▶ **Instructions to follow**
Pull every line containing "JSON" from the entries.

▶ **Provided records**
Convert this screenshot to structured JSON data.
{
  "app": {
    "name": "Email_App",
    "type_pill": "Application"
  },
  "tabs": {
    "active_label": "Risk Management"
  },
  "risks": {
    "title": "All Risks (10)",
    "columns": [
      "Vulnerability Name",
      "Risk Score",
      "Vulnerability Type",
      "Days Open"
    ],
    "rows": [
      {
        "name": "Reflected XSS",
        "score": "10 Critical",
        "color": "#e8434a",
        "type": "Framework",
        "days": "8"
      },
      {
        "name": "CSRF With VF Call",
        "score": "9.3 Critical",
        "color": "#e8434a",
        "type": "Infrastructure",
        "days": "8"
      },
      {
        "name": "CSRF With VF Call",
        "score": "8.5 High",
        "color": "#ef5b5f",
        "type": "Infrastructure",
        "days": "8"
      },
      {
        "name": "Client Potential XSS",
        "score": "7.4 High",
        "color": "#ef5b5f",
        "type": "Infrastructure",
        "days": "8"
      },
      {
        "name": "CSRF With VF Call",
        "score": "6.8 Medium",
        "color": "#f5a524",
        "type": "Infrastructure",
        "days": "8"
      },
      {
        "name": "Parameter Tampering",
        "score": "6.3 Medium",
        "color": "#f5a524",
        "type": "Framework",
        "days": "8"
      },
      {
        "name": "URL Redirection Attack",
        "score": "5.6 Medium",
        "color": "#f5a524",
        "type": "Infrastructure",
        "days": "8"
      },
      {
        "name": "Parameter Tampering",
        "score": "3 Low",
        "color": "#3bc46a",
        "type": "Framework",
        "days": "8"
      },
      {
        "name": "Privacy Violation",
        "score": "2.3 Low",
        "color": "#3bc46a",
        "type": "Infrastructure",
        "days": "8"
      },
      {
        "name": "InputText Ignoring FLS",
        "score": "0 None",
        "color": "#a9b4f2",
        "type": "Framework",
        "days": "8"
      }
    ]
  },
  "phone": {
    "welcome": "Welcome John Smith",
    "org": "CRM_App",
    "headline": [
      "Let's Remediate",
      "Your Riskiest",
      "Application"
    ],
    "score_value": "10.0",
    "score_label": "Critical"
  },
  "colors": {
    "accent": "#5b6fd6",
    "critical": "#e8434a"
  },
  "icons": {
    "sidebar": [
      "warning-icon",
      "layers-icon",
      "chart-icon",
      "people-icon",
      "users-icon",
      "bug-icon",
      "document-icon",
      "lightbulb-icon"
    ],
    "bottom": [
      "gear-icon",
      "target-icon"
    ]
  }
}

==

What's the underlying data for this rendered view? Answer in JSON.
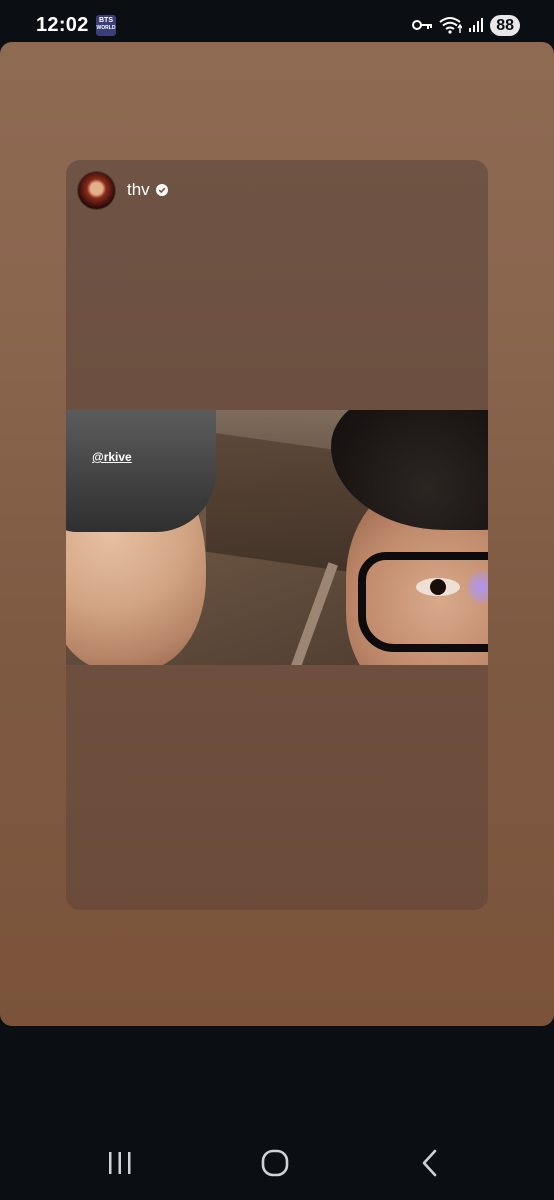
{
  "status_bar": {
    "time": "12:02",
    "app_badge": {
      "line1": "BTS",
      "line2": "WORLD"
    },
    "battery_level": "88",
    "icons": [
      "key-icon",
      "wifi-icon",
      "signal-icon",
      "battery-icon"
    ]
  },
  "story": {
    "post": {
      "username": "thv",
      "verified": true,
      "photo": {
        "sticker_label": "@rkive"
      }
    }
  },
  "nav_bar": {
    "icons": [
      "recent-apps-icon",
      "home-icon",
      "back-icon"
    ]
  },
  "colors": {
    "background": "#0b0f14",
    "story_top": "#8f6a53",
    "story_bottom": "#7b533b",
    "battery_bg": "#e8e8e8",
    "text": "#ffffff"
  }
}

▶ **Result of the exercise**
Convert this screenshot to structured JSON data.
What's the underlying data for this rendered view? Answer in JSON.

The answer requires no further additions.